* What you should do:
Transcribe the entries exactly; images are not part of the copy.

# Start of Records shown

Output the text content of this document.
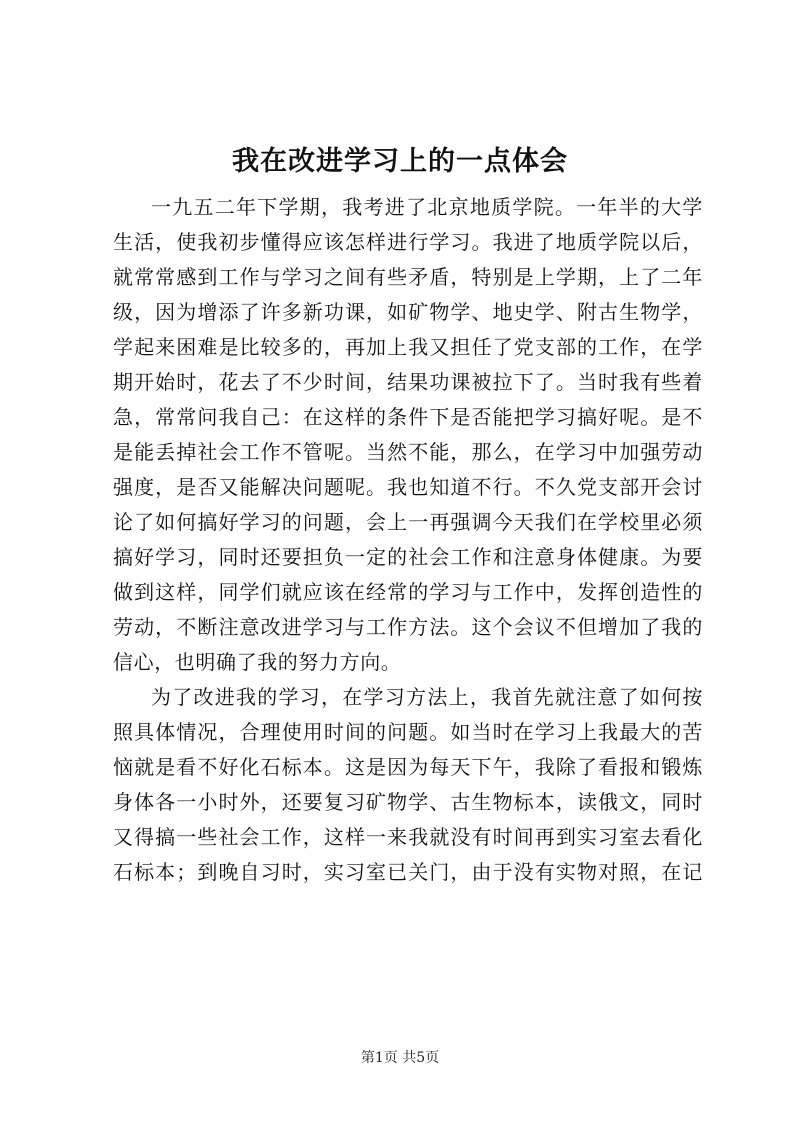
我在改进学习上的一点体会

一九五二年下学期，我考进了北京地质学院。一年半的大学
生活，使我初步懂得应该怎样进行学习。我进了地质学院以后，
就常常感到工作与学习之间有些矛盾，特别是上学期，上了二年
级，因为增添了许多新功课，如矿物学、地史学、附古生物学，
学起来困难是比较多的，再加上我又担任了党支部的工作，在学
期开始时，花去了不少时间，结果功课被拉下了。当时我有些着
急，常常问我自己：在这样的条件下是否能把学习搞好呢。是不
是能丢掉社会工作不管呢。当然不能，那么，在学习中加强劳动
强度，是否又能解决问题呢。我也知道不行。不久党支部开会讨
论了如何搞好学习的问题，会上一再强调今天我们在学校里必须
搞好学习，同时还要担负一定的社会工作和注意身体健康。为要
做到这样，同学们就应该在经常的学习与工作中，发挥创造性的
劳动，不断注意改进学习与工作方法。这个会议不但增加了我的
信心，也明确了我的努力方向。

为了改进我的学习，在学习方法上，我首先就注意了如何按
照具体情况，合理使用时间的问题。如当时在学习上我最大的苦
恼就是看不好化石标本。这是因为每天下午，我除了看报和锻炼
身体各一小时外，还要复习矿物学、古生物标本，读俄文，同时
又得搞一些社会工作，这样一来我就没有时间再到实习室去看化
石标本；到晚自习时，实习室已关门，由于没有实物对照，在记

第1页 共5页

# End of Records shown

* Answer to the problem:
Output the text content of this document.
我在改进学习上的一点体会

一九五二年下学期，我考进了北京地质学院。一年半的大学
生活，使我初步懂得应该怎样进行学习。我进了地质学院以后，
就常常感到工作与学习之间有些矛盾，特别是上学期，上了二年
级，因为增添了许多新功课，如矿物学、地史学、附古生物学，
学起来困难是比较多的，再加上我又担任了党支部的工作，在学
期开始时，花去了不少时间，结果功课被拉下了。当时我有些着
急，常常问我自己：在这样的条件下是否能把学习搞好呢。是不
是能丢掉社会工作不管呢。当然不能，那么，在学习中加强劳动
强度，是否又能解决问题呢。我也知道不行。不久党支部开会讨
论了如何搞好学习的问题，会上一再强调今天我们在学校里必须
搞好学习，同时还要担负一定的社会工作和注意身体健康。为要
做到这样，同学们就应该在经常的学习与工作中，发挥创造性的
劳动，不断注意改进学习与工作方法。这个会议不但增加了我的
信心，也明确了我的努力方向。

为了改进我的学习，在学习方法上，我首先就注意了如何按
照具体情况，合理使用时间的问题。如当时在学习上我最大的苦
恼就是看不好化石标本。这是因为每天下午，我除了看报和锻炼
身体各一小时外，还要复习矿物学、古生物标本，读俄文，同时
又得搞一些社会工作，这样一来我就没有时间再到实习室去看化
石标本；到晚自习时，实习室已关门，由于没有实物对照，在记

第1页 共5页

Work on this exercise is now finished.